* [Task brief]
Transcribe every entry word for word, leaving out all images.

— start of Dataset excerpts —

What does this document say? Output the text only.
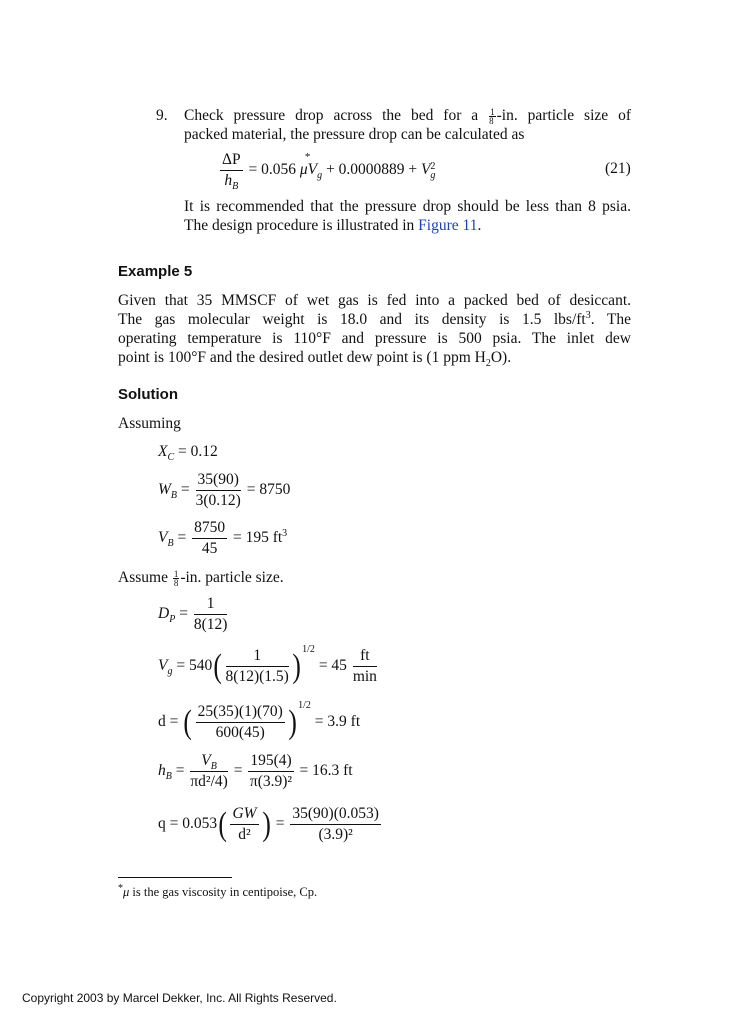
9. Check pressure drop across the bed for a $\frac{1}{8} -in$. particle size of
packed material, the pressure drop can be calculated as
$\frac{\Delta P}{h_B} = 0.056$
*
$\mu V_g + 0.0000889 + V$ 2
g	(21)
It is recommended that the pressure drop should be less than 8 psia.
The design procedure is illustrated in Figure 11.
Example 5
Given that 35 MMSCF of wet gas is fed into a packed bed of desiccant.
The gas molecular weight is 18.0 and its density is 1.5 lbs/$ft^3$. The
operating temperature is 110°F and pressure is 500 psia. The inlet dew
point is 100°F and the desired outlet dew point is (1 ppm $H_2O$).
Solution
Assuming
$X_C = 0.12$
$W_B = \frac{35(90)}{3(0.12)} = 8750$
$V_B = \frac{8750}{45} = 195$ $ft^3$
Assume $\frac{1}{8} -in$. particle size.
$D_P = \frac{1}{8(12)}$
$V_g = 540( \frac{1}{8(12)(1.5)} )^{1/2} = 45 \frac{ft}{\min}$
d = ( $\frac{25(35)(1)(70)}{600(45)} )^{1/2} = 3.9$ ft
$h_B = \frac{V_B}{\text{πd²/4)}} = \frac{195(4)}{\text{π(3.9)²}} = 16.3$ ft
$q = 0.053( \frac{GW}{\text{d²}}$ ) = $\frac{35(90)(0.053)}{\text{(3.9)²}}$
*μ is the gas viscosity in centipoise, Cp.
Copyright 2003 by Marcel Dekker, Inc. All Rights Reserved.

— end of Dataset excerpts —

* [Reply to the task]
What does this document say? Output the text only.
9. Check pressure drop across the bed for a $\frac{1}{8} -in$. particle size of
packed material, the pressure drop can be calculated as
$\frac{\Delta P}{h_B} = 0.056$
*
$\mu V_g + 0.0000889 + V$ 2
g	(21)
It is recommended that the pressure drop should be less than 8 psia.
The design procedure is illustrated in Figure 11.
Example 5
Given that 35 MMSCF of wet gas is fed into a packed bed of desiccant.
The gas molecular weight is 18.0 and its density is 1.5 lbs/$ft^3$. The
operating temperature is 110°F and pressure is 500 psia. The inlet dew
point is 100°F and the desired outlet dew point is (1 ppm $H_2O$).
Solution
Assuming
$X_C = 0.12$
$W_B = \frac{35(90)}{3(0.12)} = 8750$
$V_B = \frac{8750}{45} = 195$ $ft^3$
Assume $\frac{1}{8} -in$. particle size.
$D_P = \frac{1}{8(12)}$
$V_g = 540( \frac{1}{8(12)(1.5)} )^{1/2} = 45 \frac{ft}{\min}$
d = ( $\frac{25(35)(1)(70)}{600(45)} )^{1/2} = 3.9$ ft
$h_B = \frac{V_B}{\text{πd²/4)}} = \frac{195(4)}{\text{π(3.9)²}} = 16.3$ ft
$q = 0.053( \frac{GW}{\text{d²}}$ ) = $\frac{35(90)(0.053)}{\text{(3.9)²}}$
*μ is the gas viscosity in centipoise, Cp.
Copyright 2003 by Marcel Dekker, Inc. All Rights Reserved.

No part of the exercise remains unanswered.